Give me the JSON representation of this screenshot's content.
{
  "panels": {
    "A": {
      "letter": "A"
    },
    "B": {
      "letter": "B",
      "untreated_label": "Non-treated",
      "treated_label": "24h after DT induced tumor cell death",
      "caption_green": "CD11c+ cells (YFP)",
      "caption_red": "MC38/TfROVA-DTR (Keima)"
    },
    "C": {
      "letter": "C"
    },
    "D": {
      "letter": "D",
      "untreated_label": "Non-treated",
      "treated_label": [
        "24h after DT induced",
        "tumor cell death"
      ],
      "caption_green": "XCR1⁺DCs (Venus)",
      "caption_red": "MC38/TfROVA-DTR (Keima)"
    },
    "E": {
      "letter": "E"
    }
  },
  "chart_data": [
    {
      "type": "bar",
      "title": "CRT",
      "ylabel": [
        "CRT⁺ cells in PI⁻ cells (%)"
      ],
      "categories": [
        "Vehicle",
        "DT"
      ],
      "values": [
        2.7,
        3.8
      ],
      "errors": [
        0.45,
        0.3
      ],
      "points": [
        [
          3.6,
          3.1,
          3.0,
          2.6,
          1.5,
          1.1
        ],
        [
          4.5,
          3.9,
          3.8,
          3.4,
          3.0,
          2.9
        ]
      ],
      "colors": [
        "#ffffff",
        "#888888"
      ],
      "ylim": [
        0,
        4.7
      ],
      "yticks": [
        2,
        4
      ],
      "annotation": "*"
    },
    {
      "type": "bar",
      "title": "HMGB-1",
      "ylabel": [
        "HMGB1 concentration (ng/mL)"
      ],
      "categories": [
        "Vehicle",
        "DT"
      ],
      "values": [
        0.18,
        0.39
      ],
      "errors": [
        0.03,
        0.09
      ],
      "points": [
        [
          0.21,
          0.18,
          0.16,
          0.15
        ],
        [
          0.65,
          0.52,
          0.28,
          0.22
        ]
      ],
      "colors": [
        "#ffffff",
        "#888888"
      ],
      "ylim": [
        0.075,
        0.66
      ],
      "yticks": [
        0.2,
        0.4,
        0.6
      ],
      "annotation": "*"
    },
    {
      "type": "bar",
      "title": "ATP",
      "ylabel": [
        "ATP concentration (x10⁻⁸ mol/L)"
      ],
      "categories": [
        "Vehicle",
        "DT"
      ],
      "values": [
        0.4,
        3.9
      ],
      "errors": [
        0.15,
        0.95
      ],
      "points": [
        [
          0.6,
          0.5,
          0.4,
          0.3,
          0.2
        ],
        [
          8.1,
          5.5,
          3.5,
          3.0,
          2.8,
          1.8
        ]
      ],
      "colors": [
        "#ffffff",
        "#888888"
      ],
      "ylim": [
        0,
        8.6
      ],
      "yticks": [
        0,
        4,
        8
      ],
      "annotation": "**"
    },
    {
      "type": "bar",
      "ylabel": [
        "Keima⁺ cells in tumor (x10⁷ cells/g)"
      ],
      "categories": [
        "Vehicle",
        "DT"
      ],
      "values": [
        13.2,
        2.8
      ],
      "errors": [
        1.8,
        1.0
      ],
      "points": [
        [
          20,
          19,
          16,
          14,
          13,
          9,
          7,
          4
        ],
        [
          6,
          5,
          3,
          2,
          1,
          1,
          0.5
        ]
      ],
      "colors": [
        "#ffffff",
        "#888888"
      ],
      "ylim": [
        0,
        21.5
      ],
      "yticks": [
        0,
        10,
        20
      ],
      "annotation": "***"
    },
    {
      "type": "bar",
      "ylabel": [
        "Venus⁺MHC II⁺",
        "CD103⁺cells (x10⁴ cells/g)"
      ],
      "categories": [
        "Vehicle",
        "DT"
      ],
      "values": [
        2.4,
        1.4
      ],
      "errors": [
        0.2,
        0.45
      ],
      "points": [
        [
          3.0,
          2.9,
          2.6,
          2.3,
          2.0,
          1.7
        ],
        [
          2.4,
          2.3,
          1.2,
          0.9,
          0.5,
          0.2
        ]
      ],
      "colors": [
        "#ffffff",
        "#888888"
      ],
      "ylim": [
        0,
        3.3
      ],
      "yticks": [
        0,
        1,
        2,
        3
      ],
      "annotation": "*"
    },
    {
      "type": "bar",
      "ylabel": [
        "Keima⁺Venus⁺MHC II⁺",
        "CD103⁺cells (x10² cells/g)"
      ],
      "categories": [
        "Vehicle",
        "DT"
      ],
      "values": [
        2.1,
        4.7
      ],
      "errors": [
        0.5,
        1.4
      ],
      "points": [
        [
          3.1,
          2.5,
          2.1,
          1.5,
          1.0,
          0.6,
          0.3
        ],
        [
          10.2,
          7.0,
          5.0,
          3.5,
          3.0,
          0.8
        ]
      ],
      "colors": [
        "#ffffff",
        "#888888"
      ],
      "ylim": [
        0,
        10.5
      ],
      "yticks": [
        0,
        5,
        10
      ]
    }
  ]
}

+---+

* **PROBLEM DETAILS**: Copy each line containing the word "concentration" from the data.

* **EXERCISE ANSWER**:
        "HMGB1 concentration (ng/mL)"
        "ATP concentration (x10⁻⁸ mol/L)"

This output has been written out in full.